To do
Copy out lines with the word "fill" from the material that follows.

Input for this task
=======

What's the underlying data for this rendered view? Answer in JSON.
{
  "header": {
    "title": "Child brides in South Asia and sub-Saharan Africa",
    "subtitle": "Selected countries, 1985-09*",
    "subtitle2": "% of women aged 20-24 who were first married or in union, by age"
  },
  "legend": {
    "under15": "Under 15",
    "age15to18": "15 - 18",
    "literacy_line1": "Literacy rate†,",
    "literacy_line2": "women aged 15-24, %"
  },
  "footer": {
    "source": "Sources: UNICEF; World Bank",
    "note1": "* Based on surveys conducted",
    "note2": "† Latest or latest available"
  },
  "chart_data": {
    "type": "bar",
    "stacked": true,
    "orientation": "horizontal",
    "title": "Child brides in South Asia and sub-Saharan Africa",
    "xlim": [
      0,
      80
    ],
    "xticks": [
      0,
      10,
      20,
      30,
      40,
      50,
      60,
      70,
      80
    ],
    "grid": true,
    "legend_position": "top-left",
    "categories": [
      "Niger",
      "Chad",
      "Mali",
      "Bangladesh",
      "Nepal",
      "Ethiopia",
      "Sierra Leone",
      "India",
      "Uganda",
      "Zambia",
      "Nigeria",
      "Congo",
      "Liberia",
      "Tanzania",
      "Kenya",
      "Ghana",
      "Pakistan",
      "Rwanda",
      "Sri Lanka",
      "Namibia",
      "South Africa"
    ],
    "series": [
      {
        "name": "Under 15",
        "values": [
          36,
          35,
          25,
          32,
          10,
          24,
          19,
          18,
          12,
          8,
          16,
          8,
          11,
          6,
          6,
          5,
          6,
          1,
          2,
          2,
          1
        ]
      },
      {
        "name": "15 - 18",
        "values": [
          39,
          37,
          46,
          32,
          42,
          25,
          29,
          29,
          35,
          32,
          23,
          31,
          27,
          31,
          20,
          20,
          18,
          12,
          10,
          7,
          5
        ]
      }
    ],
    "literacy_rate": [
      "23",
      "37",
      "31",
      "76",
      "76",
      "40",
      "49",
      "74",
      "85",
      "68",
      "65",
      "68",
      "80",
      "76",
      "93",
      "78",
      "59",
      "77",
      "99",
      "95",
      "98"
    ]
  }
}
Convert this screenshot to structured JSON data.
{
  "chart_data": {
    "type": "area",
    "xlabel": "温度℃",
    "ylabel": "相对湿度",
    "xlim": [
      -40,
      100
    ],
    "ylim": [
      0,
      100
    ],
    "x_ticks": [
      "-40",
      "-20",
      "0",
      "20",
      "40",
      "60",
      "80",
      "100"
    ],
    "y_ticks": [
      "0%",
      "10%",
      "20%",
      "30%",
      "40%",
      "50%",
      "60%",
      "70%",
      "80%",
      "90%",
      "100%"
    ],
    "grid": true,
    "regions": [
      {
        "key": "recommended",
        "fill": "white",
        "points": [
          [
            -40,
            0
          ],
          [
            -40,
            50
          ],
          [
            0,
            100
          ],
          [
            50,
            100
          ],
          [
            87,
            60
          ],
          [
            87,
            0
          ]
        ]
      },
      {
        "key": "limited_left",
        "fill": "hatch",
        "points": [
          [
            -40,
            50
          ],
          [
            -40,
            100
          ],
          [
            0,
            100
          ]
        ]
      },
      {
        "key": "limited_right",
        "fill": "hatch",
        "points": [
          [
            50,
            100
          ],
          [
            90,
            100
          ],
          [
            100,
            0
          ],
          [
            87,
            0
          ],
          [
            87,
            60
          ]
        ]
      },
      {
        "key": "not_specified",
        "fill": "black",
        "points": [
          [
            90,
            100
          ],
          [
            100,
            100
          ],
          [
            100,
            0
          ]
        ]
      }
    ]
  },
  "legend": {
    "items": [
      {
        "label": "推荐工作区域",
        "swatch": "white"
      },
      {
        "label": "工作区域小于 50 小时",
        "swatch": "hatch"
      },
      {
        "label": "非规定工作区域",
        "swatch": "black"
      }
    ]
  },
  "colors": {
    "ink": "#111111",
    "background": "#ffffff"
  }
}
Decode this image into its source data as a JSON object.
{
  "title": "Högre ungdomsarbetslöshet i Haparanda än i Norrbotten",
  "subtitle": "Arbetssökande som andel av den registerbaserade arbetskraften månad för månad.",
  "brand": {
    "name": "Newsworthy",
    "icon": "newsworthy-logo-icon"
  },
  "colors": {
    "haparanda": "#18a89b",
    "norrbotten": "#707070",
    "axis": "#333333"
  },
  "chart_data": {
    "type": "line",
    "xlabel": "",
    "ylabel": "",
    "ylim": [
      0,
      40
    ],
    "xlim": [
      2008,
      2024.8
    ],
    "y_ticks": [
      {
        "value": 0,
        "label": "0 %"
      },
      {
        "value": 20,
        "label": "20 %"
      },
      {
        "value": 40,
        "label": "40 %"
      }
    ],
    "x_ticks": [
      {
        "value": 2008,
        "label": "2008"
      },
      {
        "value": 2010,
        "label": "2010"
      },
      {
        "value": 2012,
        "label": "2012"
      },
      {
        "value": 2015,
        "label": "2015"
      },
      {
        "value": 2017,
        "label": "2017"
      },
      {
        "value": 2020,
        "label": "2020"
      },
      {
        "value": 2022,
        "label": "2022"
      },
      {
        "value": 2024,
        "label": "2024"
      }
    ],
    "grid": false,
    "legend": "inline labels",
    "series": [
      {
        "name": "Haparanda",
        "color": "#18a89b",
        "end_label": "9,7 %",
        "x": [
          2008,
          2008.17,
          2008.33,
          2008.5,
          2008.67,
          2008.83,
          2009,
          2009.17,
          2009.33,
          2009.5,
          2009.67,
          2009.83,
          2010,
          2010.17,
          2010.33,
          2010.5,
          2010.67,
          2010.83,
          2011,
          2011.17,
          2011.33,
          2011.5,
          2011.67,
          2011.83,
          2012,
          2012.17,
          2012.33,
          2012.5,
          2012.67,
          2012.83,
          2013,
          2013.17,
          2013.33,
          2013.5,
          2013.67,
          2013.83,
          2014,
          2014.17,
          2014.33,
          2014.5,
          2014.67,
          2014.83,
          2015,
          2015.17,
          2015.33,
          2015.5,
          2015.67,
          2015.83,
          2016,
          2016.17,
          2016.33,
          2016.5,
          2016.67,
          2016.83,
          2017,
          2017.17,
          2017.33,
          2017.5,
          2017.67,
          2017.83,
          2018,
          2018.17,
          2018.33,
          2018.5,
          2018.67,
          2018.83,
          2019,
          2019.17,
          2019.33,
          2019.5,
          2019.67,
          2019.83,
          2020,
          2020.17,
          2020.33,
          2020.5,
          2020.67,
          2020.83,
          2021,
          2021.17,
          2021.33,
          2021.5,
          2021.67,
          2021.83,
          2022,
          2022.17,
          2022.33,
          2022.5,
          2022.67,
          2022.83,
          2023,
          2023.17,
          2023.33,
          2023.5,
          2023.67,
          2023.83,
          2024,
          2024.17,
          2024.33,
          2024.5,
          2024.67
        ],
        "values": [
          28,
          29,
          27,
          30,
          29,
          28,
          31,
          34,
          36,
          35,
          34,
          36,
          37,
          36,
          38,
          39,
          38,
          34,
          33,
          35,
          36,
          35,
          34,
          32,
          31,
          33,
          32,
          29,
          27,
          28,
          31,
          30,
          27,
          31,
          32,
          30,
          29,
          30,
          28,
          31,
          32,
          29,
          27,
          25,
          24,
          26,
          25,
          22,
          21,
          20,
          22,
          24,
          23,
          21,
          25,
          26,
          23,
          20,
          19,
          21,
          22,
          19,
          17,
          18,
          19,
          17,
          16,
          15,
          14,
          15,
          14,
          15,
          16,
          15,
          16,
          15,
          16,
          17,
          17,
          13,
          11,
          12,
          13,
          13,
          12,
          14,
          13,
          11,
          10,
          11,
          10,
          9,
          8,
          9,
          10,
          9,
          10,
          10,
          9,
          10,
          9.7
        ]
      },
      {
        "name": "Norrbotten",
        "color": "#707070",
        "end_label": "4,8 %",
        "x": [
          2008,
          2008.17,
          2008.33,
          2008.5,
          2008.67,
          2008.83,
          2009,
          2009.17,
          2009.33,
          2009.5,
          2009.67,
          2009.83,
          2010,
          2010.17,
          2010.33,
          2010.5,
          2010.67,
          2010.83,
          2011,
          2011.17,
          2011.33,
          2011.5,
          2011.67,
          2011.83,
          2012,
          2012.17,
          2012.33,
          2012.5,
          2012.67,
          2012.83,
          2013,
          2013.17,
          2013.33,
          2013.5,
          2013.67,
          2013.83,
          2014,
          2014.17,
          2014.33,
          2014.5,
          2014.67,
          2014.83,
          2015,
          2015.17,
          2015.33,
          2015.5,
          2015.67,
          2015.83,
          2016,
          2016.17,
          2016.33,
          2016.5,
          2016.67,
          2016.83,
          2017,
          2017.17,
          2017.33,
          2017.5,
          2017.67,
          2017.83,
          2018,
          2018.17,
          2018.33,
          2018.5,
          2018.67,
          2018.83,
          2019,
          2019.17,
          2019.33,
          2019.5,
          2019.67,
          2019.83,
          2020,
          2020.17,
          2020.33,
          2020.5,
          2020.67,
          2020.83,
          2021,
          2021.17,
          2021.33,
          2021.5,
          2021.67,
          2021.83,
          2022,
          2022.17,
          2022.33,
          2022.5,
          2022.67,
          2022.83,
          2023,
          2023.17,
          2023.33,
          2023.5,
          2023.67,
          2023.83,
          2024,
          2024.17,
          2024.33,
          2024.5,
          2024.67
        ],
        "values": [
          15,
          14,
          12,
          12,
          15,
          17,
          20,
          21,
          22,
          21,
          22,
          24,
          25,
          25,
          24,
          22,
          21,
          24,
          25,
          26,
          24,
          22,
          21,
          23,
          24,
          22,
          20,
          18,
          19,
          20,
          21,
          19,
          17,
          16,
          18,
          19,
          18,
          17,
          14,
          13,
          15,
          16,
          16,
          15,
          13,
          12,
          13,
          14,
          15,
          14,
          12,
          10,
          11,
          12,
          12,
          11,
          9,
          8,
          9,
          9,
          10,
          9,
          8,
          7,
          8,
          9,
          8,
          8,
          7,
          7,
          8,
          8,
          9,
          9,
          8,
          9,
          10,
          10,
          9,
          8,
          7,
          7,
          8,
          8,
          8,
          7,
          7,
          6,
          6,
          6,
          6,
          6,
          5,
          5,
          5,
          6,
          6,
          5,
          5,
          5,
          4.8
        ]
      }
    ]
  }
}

=======

Result
        "fill": "white",
        "fill": "hatch",
        "fill": "hatch",
        "fill": "black",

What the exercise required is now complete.